** Problem statement **
Draw out every line with the word "Share" from the listing below.

** Rows **
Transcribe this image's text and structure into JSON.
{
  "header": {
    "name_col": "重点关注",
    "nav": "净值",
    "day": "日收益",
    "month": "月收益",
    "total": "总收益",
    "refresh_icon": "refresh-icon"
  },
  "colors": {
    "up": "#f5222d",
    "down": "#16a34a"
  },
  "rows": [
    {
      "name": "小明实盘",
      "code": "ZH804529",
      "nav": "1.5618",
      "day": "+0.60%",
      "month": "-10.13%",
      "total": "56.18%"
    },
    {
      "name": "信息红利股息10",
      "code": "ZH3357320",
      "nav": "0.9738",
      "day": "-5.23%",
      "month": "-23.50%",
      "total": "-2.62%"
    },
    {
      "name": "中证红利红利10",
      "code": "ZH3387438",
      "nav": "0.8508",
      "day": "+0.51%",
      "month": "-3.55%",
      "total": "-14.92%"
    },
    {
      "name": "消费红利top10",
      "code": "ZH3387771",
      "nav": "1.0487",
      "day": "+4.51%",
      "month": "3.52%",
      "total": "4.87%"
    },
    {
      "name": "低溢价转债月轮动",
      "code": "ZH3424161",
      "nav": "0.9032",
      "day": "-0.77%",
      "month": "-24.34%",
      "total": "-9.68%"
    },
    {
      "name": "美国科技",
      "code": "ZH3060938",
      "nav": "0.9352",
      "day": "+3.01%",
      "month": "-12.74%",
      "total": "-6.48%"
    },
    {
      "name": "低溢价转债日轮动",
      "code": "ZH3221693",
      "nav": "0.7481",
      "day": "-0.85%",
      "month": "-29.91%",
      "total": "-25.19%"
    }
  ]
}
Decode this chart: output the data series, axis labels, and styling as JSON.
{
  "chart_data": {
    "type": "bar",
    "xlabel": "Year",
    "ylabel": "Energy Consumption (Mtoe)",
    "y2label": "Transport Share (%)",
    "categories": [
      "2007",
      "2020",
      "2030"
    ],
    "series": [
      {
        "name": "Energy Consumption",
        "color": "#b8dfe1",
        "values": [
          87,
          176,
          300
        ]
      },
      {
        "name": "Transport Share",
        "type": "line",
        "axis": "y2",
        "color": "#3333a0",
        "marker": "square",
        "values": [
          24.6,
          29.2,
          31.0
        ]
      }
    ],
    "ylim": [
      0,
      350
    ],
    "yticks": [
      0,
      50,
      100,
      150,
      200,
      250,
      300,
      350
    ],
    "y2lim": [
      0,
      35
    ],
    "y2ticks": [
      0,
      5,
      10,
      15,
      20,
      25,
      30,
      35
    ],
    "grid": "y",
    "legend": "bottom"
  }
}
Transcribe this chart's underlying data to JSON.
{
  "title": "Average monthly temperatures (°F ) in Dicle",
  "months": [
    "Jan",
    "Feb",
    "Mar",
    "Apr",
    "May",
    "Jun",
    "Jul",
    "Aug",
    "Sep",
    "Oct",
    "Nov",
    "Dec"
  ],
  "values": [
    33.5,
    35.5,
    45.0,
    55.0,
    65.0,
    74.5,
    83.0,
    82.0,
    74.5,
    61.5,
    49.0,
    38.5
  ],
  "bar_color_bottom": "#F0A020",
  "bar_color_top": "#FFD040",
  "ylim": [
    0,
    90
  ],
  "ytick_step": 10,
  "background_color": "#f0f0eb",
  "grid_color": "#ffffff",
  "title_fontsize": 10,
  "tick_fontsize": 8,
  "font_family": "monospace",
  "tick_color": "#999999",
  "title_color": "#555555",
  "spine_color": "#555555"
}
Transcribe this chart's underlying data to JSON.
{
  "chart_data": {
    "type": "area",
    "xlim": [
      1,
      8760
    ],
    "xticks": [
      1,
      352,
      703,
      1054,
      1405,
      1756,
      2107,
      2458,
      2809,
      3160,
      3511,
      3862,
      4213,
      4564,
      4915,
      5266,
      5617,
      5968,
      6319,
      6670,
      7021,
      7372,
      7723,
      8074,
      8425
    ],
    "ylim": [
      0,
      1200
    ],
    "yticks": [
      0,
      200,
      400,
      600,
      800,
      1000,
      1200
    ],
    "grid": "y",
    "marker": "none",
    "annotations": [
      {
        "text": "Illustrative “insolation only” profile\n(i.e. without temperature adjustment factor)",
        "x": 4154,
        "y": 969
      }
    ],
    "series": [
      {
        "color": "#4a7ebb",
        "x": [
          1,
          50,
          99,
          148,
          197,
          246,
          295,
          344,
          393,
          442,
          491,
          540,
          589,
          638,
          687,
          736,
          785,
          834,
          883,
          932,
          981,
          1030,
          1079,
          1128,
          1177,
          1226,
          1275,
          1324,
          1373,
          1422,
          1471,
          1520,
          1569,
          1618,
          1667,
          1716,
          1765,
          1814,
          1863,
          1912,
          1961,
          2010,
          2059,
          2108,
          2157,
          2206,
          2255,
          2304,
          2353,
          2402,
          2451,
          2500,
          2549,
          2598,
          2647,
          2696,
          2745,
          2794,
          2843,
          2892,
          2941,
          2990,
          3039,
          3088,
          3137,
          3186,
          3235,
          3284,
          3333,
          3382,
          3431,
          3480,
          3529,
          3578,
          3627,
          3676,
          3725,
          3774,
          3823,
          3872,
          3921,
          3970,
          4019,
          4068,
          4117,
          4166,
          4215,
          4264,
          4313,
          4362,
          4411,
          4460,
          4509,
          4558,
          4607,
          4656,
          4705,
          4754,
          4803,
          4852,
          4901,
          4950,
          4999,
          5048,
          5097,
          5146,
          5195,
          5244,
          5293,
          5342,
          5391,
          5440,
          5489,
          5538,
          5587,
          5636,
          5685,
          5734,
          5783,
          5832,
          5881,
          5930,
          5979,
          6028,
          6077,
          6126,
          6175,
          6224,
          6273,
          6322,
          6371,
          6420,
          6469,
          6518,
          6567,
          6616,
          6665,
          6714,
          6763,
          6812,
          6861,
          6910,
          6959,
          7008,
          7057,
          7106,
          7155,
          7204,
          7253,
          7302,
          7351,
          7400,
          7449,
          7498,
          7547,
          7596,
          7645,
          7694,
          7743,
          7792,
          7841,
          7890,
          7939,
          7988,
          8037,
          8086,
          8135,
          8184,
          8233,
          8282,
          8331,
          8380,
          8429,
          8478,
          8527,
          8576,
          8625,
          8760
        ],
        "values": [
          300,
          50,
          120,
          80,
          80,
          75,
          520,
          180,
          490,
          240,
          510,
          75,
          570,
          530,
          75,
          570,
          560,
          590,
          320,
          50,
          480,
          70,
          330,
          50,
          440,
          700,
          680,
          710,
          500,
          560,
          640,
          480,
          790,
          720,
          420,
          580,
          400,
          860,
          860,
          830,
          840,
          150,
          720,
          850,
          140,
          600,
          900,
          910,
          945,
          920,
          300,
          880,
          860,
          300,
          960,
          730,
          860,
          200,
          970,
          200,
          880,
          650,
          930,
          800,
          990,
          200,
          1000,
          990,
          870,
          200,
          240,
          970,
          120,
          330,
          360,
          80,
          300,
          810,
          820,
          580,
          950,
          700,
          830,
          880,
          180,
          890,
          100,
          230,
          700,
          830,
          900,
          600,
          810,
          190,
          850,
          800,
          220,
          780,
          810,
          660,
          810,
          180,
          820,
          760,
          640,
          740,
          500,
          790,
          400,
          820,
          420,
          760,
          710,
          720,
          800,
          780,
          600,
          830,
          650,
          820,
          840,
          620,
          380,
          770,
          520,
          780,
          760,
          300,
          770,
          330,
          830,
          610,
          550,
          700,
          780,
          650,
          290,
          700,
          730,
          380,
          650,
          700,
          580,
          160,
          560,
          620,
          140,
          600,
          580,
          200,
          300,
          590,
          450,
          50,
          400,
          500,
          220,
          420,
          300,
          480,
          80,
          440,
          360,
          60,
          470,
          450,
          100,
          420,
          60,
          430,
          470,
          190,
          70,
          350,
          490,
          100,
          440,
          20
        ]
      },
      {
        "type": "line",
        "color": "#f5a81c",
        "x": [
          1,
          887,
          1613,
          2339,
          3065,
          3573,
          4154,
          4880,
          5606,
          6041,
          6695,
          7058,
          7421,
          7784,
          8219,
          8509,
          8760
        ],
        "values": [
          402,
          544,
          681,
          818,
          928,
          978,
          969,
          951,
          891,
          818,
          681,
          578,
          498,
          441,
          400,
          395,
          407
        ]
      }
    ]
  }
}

** Exercise result **
    "y2label": "Transport Share (%)",
        "name": "Transport Share",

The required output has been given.